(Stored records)
=-=-=-=-=
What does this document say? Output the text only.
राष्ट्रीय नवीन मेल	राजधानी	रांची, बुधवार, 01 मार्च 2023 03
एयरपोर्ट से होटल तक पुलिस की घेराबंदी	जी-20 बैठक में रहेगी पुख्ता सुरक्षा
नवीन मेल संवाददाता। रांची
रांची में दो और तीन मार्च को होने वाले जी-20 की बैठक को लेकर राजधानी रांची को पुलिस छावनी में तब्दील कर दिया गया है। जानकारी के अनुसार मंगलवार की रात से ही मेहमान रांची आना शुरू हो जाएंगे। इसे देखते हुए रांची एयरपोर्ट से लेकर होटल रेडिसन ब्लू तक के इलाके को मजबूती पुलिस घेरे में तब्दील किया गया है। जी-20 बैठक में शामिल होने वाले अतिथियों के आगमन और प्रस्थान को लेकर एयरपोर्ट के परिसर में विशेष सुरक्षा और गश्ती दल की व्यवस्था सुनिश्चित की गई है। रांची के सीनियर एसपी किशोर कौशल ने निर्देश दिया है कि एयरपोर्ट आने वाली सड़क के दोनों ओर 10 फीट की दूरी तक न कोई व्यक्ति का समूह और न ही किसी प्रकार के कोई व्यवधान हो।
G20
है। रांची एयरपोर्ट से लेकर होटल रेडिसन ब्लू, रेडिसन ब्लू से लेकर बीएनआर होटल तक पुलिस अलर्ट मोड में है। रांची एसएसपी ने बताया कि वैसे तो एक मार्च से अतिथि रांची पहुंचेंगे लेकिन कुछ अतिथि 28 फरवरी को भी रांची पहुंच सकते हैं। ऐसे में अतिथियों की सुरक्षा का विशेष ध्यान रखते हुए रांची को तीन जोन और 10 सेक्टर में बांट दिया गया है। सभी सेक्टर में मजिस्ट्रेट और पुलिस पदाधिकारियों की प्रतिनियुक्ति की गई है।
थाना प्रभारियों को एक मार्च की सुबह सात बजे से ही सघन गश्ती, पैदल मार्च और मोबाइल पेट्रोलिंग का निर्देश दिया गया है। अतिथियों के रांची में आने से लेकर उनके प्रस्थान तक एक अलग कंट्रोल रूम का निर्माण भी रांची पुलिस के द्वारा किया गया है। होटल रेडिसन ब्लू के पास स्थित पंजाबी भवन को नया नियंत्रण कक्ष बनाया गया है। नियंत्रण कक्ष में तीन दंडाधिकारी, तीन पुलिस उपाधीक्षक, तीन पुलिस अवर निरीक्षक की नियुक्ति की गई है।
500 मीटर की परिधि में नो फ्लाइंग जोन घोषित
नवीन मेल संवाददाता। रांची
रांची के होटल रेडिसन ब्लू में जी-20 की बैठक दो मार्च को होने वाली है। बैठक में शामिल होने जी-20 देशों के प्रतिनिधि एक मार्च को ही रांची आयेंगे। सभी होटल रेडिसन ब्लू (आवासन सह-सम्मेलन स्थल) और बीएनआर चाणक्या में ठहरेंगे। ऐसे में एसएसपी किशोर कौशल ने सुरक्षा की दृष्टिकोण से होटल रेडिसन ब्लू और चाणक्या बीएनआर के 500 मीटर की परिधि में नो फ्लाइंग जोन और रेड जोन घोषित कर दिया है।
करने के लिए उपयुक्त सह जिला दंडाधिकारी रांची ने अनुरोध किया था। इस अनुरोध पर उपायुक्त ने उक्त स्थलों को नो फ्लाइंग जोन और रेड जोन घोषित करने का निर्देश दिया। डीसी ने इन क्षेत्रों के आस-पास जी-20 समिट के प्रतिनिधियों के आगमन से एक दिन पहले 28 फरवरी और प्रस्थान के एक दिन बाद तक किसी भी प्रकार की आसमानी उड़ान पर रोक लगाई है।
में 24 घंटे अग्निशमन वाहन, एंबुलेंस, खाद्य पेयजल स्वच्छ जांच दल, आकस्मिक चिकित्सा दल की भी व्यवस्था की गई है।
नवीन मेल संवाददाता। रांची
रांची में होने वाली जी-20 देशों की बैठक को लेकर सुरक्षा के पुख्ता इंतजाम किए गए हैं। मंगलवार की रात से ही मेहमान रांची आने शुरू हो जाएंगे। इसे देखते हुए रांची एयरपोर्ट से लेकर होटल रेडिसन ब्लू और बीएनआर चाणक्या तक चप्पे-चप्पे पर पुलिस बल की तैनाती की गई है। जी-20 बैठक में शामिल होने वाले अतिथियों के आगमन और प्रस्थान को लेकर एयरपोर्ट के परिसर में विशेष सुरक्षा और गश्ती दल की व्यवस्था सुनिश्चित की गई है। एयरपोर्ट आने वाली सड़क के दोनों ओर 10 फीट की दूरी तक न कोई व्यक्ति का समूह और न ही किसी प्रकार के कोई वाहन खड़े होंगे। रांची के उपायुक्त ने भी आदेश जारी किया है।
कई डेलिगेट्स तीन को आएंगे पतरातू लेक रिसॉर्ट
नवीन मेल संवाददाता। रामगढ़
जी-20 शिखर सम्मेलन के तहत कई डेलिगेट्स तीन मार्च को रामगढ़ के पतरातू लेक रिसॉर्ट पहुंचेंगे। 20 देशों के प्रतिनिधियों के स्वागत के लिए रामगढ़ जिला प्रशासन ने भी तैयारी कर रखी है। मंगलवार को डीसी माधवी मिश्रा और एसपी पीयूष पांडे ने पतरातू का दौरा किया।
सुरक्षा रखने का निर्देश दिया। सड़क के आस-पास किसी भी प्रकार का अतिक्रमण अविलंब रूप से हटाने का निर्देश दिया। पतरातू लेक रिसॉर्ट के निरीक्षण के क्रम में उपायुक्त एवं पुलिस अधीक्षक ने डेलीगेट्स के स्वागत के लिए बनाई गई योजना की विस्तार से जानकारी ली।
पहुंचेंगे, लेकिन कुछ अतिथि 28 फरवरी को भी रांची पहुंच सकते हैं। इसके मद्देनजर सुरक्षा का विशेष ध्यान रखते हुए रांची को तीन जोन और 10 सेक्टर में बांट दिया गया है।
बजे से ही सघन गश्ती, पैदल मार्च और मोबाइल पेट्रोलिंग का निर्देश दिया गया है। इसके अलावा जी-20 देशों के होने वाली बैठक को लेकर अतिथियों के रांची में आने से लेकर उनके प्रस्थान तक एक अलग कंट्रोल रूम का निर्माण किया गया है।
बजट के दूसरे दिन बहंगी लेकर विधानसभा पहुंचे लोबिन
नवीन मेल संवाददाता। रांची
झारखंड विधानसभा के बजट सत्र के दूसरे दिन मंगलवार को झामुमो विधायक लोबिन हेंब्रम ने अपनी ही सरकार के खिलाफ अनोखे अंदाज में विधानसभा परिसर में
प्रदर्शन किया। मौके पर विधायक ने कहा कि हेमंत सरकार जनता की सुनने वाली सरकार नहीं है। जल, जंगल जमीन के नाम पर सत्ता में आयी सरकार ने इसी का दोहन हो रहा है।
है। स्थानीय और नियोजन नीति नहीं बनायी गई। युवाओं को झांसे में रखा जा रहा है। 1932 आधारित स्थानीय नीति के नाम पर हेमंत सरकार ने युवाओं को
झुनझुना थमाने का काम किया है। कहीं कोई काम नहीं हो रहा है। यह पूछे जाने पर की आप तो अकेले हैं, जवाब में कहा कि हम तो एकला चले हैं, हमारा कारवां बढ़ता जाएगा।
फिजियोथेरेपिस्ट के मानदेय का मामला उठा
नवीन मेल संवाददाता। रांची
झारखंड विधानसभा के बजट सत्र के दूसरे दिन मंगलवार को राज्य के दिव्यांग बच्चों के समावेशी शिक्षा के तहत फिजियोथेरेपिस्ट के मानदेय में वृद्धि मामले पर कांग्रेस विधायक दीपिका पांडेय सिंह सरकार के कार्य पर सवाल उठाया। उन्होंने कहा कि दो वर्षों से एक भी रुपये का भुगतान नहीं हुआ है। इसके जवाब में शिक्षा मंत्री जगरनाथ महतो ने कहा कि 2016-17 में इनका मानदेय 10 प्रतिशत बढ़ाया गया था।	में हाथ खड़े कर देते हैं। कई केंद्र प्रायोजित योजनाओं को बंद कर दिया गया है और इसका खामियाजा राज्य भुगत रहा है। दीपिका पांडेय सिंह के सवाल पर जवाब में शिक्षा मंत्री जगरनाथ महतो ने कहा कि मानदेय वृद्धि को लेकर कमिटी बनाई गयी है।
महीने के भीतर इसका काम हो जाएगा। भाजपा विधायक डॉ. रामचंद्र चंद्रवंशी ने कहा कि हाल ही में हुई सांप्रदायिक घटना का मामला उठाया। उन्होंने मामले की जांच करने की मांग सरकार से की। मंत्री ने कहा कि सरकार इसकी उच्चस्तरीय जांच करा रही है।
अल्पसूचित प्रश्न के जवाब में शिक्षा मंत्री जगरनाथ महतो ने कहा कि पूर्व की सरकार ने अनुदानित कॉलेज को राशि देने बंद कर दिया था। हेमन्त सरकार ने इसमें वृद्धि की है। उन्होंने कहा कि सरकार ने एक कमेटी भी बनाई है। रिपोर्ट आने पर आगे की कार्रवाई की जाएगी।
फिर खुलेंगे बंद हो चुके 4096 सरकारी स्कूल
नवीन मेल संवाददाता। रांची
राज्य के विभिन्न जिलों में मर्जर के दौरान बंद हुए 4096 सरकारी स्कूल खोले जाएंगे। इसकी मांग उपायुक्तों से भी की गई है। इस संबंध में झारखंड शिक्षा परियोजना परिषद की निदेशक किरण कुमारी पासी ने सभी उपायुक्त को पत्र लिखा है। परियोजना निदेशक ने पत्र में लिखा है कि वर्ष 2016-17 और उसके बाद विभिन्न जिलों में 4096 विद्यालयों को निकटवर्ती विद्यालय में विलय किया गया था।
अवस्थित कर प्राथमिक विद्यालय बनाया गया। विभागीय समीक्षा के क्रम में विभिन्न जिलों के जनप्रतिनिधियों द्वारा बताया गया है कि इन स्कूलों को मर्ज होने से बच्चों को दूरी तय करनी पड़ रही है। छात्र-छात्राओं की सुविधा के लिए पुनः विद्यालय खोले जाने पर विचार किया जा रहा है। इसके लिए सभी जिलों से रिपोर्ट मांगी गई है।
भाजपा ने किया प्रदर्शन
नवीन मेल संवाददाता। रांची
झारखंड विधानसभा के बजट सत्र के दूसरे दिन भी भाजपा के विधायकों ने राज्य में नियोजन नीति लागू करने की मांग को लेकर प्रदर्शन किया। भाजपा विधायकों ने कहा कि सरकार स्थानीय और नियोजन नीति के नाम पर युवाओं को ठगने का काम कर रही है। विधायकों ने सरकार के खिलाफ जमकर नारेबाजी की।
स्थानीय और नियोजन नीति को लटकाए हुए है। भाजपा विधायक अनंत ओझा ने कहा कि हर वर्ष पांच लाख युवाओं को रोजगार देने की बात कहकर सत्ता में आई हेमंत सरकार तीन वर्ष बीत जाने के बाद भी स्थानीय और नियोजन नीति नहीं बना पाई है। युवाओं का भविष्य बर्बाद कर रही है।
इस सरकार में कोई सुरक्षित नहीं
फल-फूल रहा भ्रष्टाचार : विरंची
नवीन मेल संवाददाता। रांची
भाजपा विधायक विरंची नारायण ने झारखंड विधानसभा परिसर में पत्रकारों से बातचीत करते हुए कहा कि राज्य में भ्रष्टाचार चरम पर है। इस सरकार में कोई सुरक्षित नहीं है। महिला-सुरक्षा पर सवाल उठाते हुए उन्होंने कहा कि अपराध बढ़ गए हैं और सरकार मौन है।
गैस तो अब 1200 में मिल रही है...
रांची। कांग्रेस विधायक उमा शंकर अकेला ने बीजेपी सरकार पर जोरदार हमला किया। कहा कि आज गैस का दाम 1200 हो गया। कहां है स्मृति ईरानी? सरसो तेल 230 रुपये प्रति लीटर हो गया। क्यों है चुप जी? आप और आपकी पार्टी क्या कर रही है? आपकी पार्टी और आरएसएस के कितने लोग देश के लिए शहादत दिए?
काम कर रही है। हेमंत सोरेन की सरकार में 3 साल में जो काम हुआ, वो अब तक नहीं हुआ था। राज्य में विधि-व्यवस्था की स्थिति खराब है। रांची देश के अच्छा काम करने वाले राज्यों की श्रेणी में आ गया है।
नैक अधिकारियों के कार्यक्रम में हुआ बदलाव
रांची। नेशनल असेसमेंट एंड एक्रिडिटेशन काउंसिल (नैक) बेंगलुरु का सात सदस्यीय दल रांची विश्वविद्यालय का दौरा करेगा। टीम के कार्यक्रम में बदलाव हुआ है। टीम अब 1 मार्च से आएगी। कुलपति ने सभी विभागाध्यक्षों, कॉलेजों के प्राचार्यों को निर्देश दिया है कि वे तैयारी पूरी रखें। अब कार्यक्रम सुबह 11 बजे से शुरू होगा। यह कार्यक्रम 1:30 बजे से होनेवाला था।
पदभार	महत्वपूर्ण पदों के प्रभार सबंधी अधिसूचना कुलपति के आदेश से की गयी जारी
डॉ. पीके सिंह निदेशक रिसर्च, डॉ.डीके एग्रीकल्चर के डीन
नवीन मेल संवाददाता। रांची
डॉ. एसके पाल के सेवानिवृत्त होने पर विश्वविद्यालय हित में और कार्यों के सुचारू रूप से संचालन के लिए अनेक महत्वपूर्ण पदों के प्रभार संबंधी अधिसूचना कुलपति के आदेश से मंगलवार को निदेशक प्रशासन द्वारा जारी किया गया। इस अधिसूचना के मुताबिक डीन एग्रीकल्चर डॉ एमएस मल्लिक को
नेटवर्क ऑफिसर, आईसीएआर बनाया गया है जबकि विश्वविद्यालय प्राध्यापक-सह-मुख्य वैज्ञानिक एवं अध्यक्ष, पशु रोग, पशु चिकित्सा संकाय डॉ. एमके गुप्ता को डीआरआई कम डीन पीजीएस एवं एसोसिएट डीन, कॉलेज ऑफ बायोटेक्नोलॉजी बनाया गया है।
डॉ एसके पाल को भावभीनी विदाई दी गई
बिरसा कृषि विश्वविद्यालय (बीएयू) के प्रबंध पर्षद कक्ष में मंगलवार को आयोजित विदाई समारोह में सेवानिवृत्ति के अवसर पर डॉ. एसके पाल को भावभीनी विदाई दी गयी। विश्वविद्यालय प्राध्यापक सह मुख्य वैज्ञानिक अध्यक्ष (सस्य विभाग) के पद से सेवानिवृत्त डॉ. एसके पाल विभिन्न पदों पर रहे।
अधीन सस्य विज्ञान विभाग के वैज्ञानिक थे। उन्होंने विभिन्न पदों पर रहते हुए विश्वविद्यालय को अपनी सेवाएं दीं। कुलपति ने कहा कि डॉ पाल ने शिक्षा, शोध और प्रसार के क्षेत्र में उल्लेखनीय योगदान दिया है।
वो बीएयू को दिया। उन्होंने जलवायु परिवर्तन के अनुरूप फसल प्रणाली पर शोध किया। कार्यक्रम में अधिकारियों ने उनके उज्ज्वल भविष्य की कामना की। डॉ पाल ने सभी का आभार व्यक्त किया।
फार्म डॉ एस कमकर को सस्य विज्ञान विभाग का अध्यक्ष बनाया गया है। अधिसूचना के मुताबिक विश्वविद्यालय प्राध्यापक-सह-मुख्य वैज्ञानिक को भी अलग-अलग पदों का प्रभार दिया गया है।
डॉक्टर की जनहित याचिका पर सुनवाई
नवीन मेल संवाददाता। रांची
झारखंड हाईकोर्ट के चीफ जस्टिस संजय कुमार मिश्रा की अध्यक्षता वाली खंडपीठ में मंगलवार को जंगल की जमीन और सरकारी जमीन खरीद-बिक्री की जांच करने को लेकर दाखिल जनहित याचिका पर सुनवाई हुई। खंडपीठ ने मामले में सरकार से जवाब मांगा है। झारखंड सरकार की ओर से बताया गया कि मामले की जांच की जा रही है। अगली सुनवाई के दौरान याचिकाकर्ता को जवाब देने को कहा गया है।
=-=-=-=-=
§ YOUR INSTRUCTIONS: For each line above that contains the word "फरवर", copy that line.

§ ANSWER TO THE EXERCISE:
है। रांची एयरपोर्ट से लेकर होटल रेडिसन ब्लू, रेडिसन ब्लू से लेकर बीएनआर होटल तक पुलिस अलर्ट मोड में है। रांची एसएसपी ने बताया कि वैसे तो एक मार्च से अतिथि रांची पहुंचेंगे लेकिन कुछ अतिथि 28 फरवरी को भी रांची पहुंच सकते हैं। ऐसे में अतिथियों की सुरक्षा का विशेष ध्यान रखते हुए रांची को तीन जोन और 10 सेक्टर में बांट दिया गया है। सभी सेक्टर में मजिस्ट्रेट और पुलिस पदाधिकारियों की प्रतिनियुक्ति की गई है।
करने के लिए उपयुक्त सह जिला दंडाधिकारी रांची ने अनुरोध किया था। इस अनुरोध पर उपायुक्त ने उक्त स्थलों को नो फ्लाइंग जोन और रेड जोन घोषित करने का निर्देश दिया। डीसी ने इन क्षेत्रों के आस-पास जी-20 समिट के प्रतिनिधियों के आगमन से एक दिन पहले 28 फरवरी और प्रस्थान के एक दिन बाद तक किसी भी प्रकार की आसमानी उड़ान पर रोक लगाई है।
पहुंचेंगे, लेकिन कुछ अतिथि 28 फरवरी को भी रांची पहुंच सकते हैं। इसके मद्देनजर सुरक्षा का विशेष ध्यान रखते हुए रांची को तीन जोन और 10 सेक्टर में बांट दिया गया है।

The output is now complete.